Task statement:
Write out the material exactly, with the pictures left out.

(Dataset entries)
________________

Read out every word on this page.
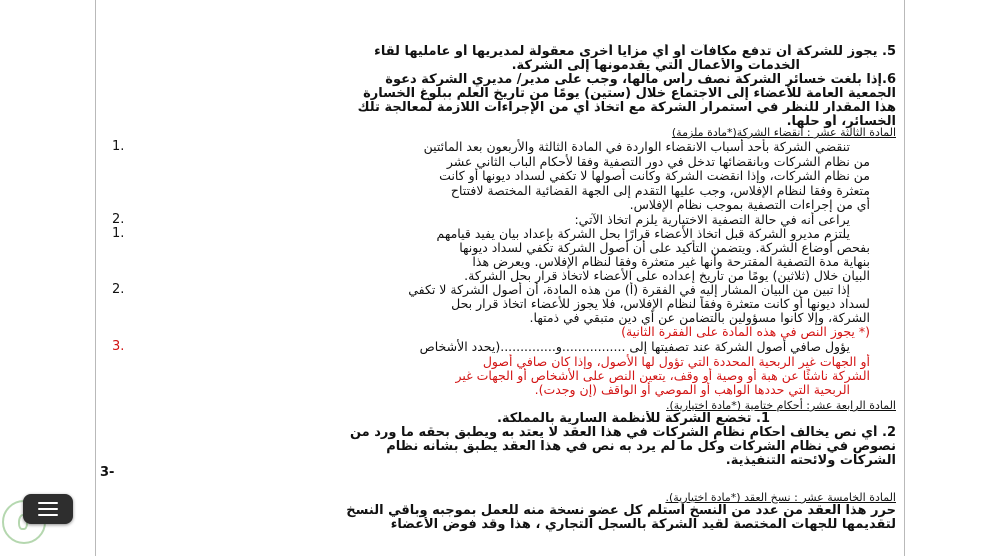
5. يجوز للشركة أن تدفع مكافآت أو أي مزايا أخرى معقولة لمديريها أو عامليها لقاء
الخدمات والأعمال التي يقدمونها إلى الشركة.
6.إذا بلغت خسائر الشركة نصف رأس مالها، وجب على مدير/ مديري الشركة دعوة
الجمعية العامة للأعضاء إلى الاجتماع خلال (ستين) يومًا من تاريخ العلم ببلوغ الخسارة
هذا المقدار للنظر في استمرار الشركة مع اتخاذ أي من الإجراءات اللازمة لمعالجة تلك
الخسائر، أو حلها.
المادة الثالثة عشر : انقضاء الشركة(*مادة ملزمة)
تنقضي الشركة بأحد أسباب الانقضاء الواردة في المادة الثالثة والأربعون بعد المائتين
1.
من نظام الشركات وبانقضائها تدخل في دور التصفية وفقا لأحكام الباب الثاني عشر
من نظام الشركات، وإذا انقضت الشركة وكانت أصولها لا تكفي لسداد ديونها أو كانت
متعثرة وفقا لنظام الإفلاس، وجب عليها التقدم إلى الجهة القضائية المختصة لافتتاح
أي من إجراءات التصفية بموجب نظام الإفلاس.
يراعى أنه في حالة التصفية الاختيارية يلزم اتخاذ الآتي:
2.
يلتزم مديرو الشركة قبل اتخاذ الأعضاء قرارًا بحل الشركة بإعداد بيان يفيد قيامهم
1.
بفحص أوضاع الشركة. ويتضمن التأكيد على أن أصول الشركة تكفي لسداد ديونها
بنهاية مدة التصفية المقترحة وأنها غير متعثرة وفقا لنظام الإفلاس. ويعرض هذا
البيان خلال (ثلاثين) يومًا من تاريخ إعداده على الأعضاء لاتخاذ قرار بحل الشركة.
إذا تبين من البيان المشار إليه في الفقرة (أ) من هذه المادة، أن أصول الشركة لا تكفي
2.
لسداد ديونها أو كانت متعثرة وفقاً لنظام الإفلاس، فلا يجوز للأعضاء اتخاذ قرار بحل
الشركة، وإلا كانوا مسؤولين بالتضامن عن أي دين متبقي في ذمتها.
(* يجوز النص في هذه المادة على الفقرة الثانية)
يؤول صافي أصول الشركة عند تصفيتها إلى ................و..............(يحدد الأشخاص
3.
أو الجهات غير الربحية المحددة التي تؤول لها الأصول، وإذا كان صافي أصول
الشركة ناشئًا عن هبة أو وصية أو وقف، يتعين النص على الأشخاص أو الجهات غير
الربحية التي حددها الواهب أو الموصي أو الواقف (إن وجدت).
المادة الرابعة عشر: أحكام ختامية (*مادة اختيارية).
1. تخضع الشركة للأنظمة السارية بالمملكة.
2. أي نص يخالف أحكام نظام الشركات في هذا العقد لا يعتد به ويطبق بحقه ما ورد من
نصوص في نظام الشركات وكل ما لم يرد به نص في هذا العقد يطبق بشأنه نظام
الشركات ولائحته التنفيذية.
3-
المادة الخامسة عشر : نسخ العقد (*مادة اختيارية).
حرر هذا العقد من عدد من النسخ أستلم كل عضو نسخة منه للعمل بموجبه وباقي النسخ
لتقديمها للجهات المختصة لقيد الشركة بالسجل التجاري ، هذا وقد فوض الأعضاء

________________

Answer to this problem:
Read out every word on this page.
5. يجوز للشركة أن تدفع مكافآت أو أي مزايا أخرى معقولة لمديريها أو عامليها لقاء
الخدمات والأعمال التي يقدمونها إلى الشركة.
6.إذا بلغت خسائر الشركة نصف رأس مالها، وجب على مدير/ مديري الشركة دعوة
الجمعية العامة للأعضاء إلى الاجتماع خلال (ستين) يومًا من تاريخ العلم ببلوغ الخسارة
هذا المقدار للنظر في استمرار الشركة مع اتخاذ أي من الإجراءات اللازمة لمعالجة تلك
الخسائر، أو حلها.
المادة الثالثة عشر : انقضاء الشركة(*مادة ملزمة)
تنقضي الشركة بأحد أسباب الانقضاء الواردة في المادة الثالثة والأربعون بعد المائتين
1.
من نظام الشركات وبانقضائها تدخل في دور التصفية وفقا لأحكام الباب الثاني عشر
من نظام الشركات، وإذا انقضت الشركة وكانت أصولها لا تكفي لسداد ديونها أو كانت
متعثرة وفقا لنظام الإفلاس، وجب عليها التقدم إلى الجهة القضائية المختصة لافتتاح
أي من إجراءات التصفية بموجب نظام الإفلاس.
يراعى أنه في حالة التصفية الاختيارية يلزم اتخاذ الآتي:
2.
يلتزم مديرو الشركة قبل اتخاذ الأعضاء قرارًا بحل الشركة بإعداد بيان يفيد قيامهم
1.
بفحص أوضاع الشركة. ويتضمن التأكيد على أن أصول الشركة تكفي لسداد ديونها
بنهاية مدة التصفية المقترحة وأنها غير متعثرة وفقا لنظام الإفلاس. ويعرض هذا
البيان خلال (ثلاثين) يومًا من تاريخ إعداده على الأعضاء لاتخاذ قرار بحل الشركة.
إذا تبين من البيان المشار إليه في الفقرة (أ) من هذه المادة، أن أصول الشركة لا تكفي
2.
لسداد ديونها أو كانت متعثرة وفقاً لنظام الإفلاس، فلا يجوز للأعضاء اتخاذ قرار بحل
الشركة، وإلا كانوا مسؤولين بالتضامن عن أي دين متبقي في ذمتها.
(* يجوز النص في هذه المادة على الفقرة الثانية)
يؤول صافي أصول الشركة عند تصفيتها إلى ................و..............(يحدد الأشخاص
3.
أو الجهات غير الربحية المحددة التي تؤول لها الأصول، وإذا كان صافي أصول
الشركة ناشئًا عن هبة أو وصية أو وقف، يتعين النص على الأشخاص أو الجهات غير
الربحية التي حددها الواهب أو الموصي أو الواقف (إن وجدت).
المادة الرابعة عشر: أحكام ختامية (*مادة اختيارية).
1. تخضع الشركة للأنظمة السارية بالمملكة.
2. أي نص يخالف أحكام نظام الشركات في هذا العقد لا يعتد به ويطبق بحقه ما ورد من
نصوص في نظام الشركات وكل ما لم يرد به نص في هذا العقد يطبق بشأنه نظام
الشركات ولائحته التنفيذية.
3-
المادة الخامسة عشر : نسخ العقد (*مادة اختيارية).
حرر هذا العقد من عدد من النسخ أستلم كل عضو نسخة منه للعمل بموجبه وباقي النسخ
لتقديمها للجهات المختصة لقيد الشركة بالسجل التجاري ، هذا وقد فوض الأعضاء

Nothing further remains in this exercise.